Data entries:
▽
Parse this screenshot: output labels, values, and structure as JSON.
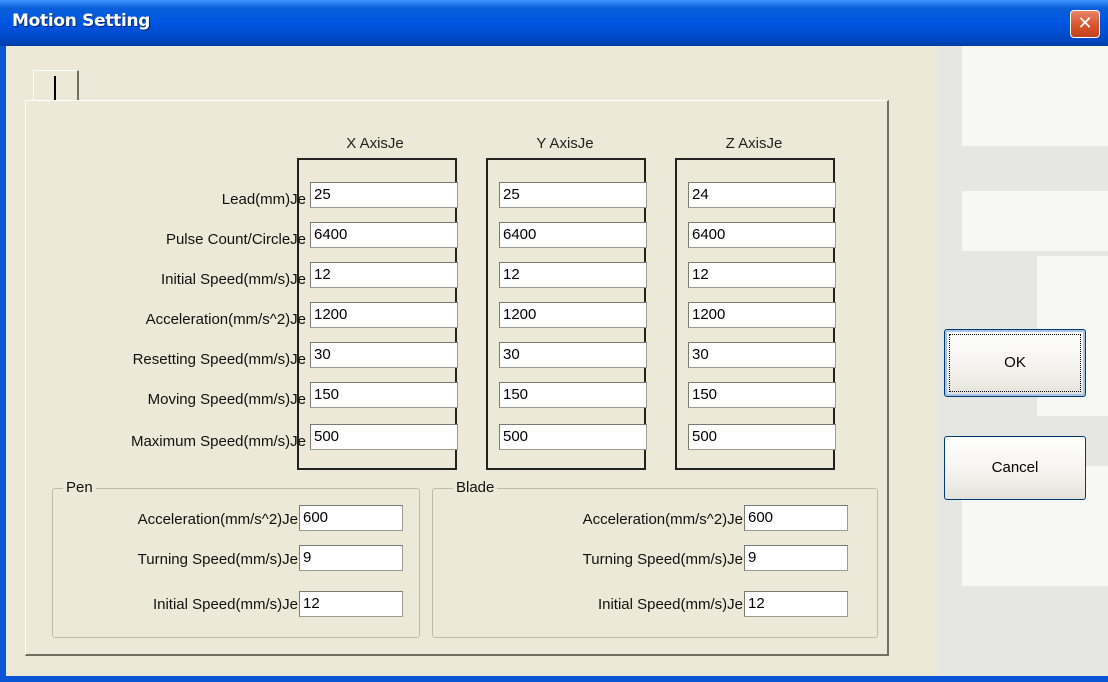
{
  "window": {
    "title": "Motion Setting",
    "close_symbol": "✕"
  },
  "axis_headers": [
    "X AxisJe",
    "Y AxisJe",
    "Z AxisJe"
  ],
  "rows": [
    {
      "label": "Lead(mm)Je",
      "values": [
        "25",
        "25",
        "24"
      ]
    },
    {
      "label": "Pulse Count/CircleJe",
      "values": [
        "6400",
        "6400",
        "6400"
      ]
    },
    {
      "label": "Initial Speed(mm/s)Je",
      "values": [
        "12",
        "12",
        "12"
      ]
    },
    {
      "label": "Acceleration(mm/s^2)Je",
      "values": [
        "1200",
        "1200",
        "1200"
      ]
    },
    {
      "label": "Resetting Speed(mm/s)Je",
      "values": [
        "30",
        "30",
        "30"
      ]
    },
    {
      "label": "Moving Speed(mm/s)Je",
      "values": [
        "150",
        "150",
        "150"
      ]
    },
    {
      "label": "Maximum Speed(mm/s)Je",
      "values": [
        "500",
        "500",
        "500"
      ]
    }
  ],
  "pen": {
    "title": "Pen",
    "rows": [
      {
        "label": "Acceleration(mm/s^2)Je",
        "value": "600"
      },
      {
        "label": "Turning Speed(mm/s)Je",
        "value": "9"
      },
      {
        "label": "Initial Speed(mm/s)Je",
        "value": "12"
      }
    ]
  },
  "blade": {
    "title": "Blade",
    "rows": [
      {
        "label": "Acceleration(mm/s^2)Je",
        "value": "600"
      },
      {
        "label": "Turning Speed(mm/s)Je",
        "value": "9"
      },
      {
        "label": "Initial Speed(mm/s)Je",
        "value": "12"
      }
    ]
  },
  "buttons": {
    "ok": "OK",
    "cancel": "Cancel"
  },
  "colors": {
    "titlebar": "#0055e3",
    "close": "#d9532c",
    "dialog_bg": "#ece9d8"
  }
}
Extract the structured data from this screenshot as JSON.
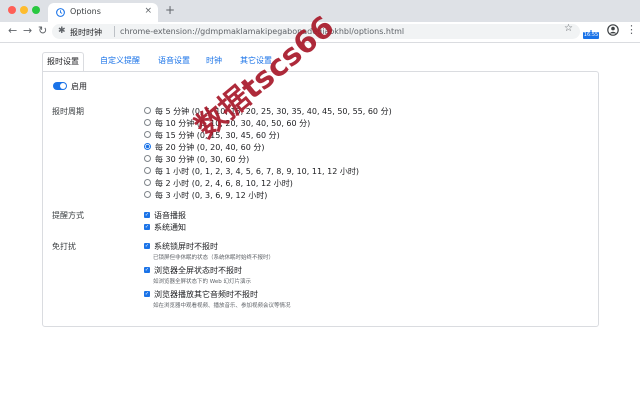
{
  "browser": {
    "tab_title": "Options",
    "tab_close": "×",
    "new_tab": "+",
    "omnibox_name": "报时时钟",
    "url": "chrome-extension://gdmpmaklamakipegabonadegiaokhbl/options.html",
    "extension_badge": "16:55"
  },
  "page_tabs": [
    "报时设置",
    "自定义提醒",
    "语音设置",
    "时钟",
    "其它设置"
  ],
  "enable_label": "启用",
  "sections": {
    "period_label": "报时周期",
    "remind_label": "提醒方式",
    "dnd_label": "免打扰"
  },
  "period_options": [
    "每 5 分钟 (0, 5, 10, 15, 20, 25, 30, 35, 40, 45, 50, 55, 60 分)",
    "每 10 分钟 (0, 10, 20, 30, 40, 50, 60 分)",
    "每 15 分钟 (0, 15, 30, 45, 60 分)",
    "每 20 分钟 (0, 20, 40, 60 分)",
    "每 30 分钟 (0, 30, 60 分)",
    "每 1 小时 (0, 1, 2, 3, 4, 5, 6, 7, 8, 9, 10, 11, 12 小时)",
    "每 2 小时 (0, 2, 4, 6, 8, 10, 12 小时)",
    "每 3 小时 (0, 3, 6, 9, 12 小时)"
  ],
  "period_selected_index": 3,
  "remind_options": [
    "语音播报",
    "系统通知"
  ],
  "dnd_options": [
    {
      "label": "系统锁屏时不报时",
      "hint": "已锁屏但非休眠的状态（系统休眠时始终不报时）"
    },
    {
      "label": "浏览器全屏状态时不报时",
      "hint": "如浏览器全屏状态下的 Web 幻灯片演示"
    },
    {
      "label": "浏览器播放其它音频时不报时",
      "hint": "如在浏览器中观看视频、播放音乐、参加视频会议等情况"
    }
  ],
  "watermark_text": "数据tscs66",
  "colors": {
    "accent": "#1a73e8",
    "watermark": "#a8192a"
  }
}
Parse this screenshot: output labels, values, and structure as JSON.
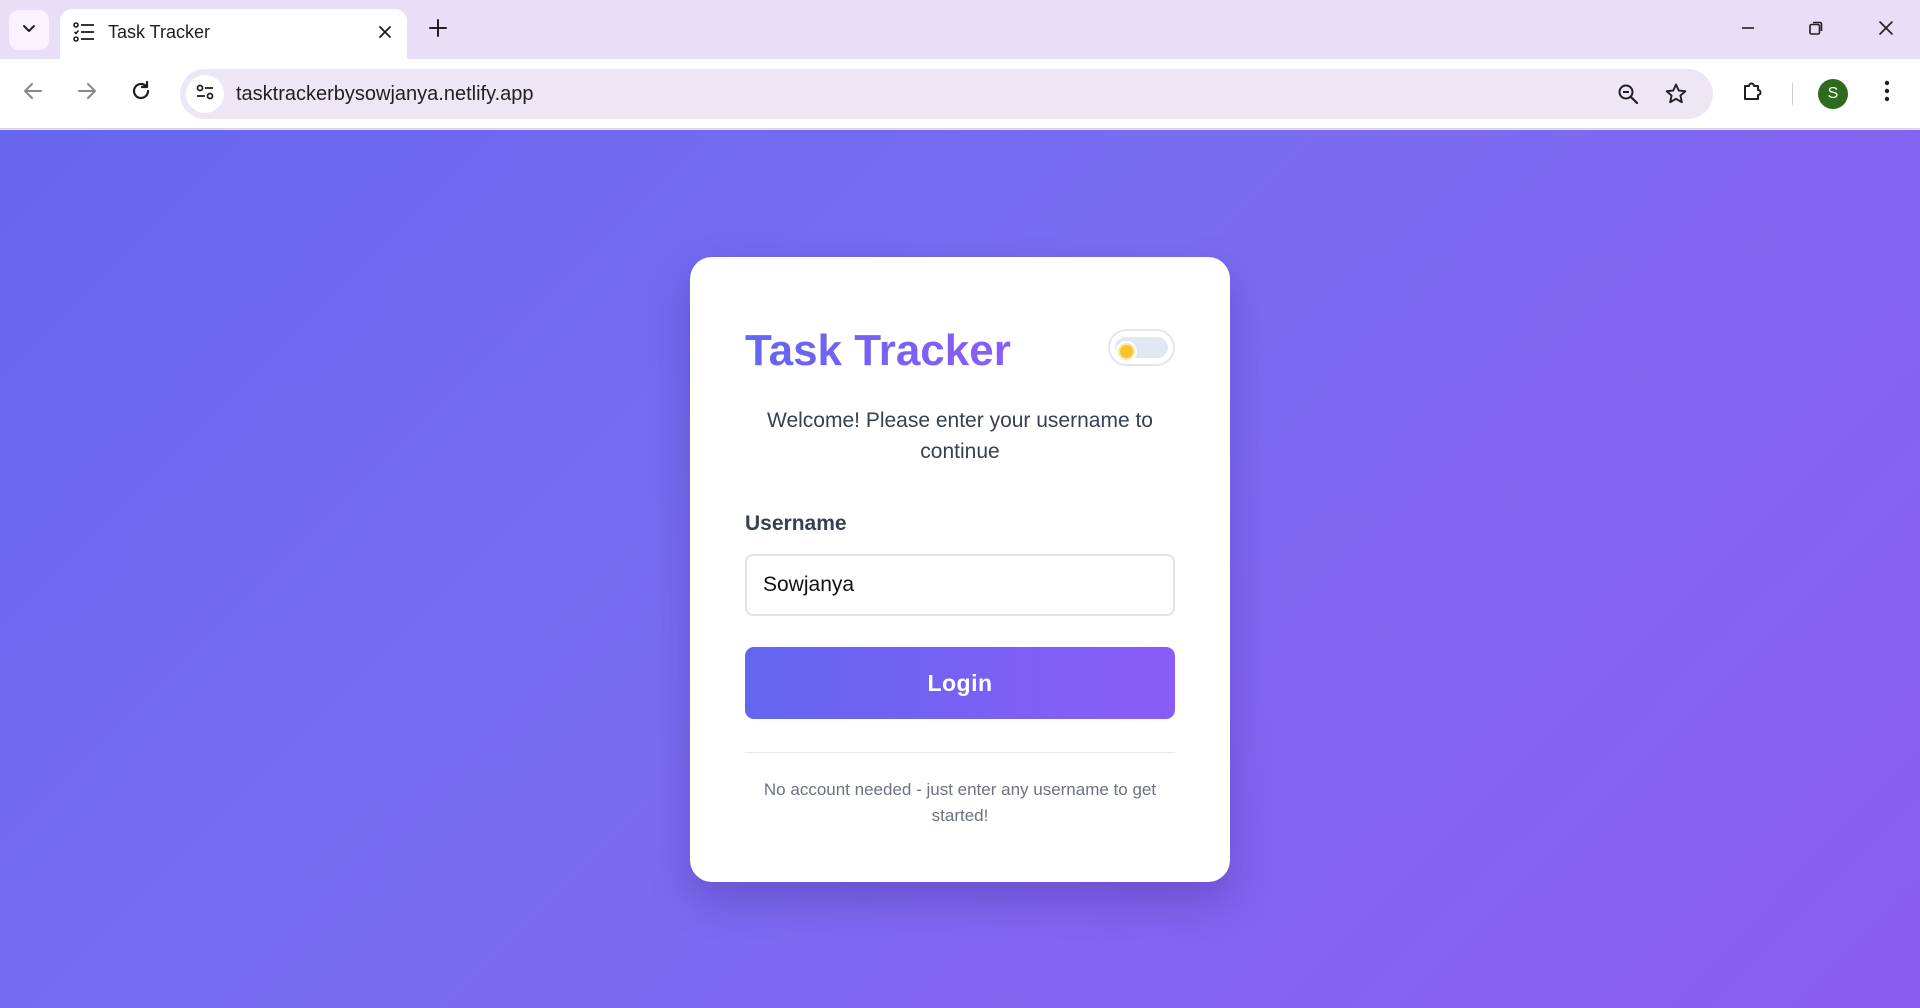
{
  "browser": {
    "tab_title": "Task Tracker",
    "url": "tasktrackerbysowjanya.netlify.app",
    "avatar_letter": "S"
  },
  "icons": {
    "tab_menu": "chevron-down-icon",
    "favicon": "checklist-icon",
    "tab_close": "close-icon",
    "new_tab": "plus-icon",
    "back": "arrow-left-icon",
    "forward": "arrow-right-icon",
    "reload": "reload-icon",
    "site_info": "tune-icon",
    "zoom": "zoom-out-icon",
    "bookmark": "star-icon",
    "extensions": "puzzle-icon",
    "menu": "kebab-menu-icon",
    "theme_toggle": "sun-icon"
  },
  "login": {
    "title": "Task Tracker",
    "welcome": "Welcome! Please enter your username to continue",
    "username_label": "Username",
    "username_value": "Sowjanya",
    "button_label": "Login",
    "footnote": "No account needed - just enter any username to get started!"
  },
  "colors": {
    "accent_start": "#6366f1",
    "accent_end": "#8b5cf6",
    "background_start": "#6766ef",
    "background_end": "#8b5cf0",
    "sun": "#f7c32b"
  }
}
△
:: Goal ::
For the string "arrow", count the lines of the entries above that include it; answer with the number only.

:: Response to the exercise ::
2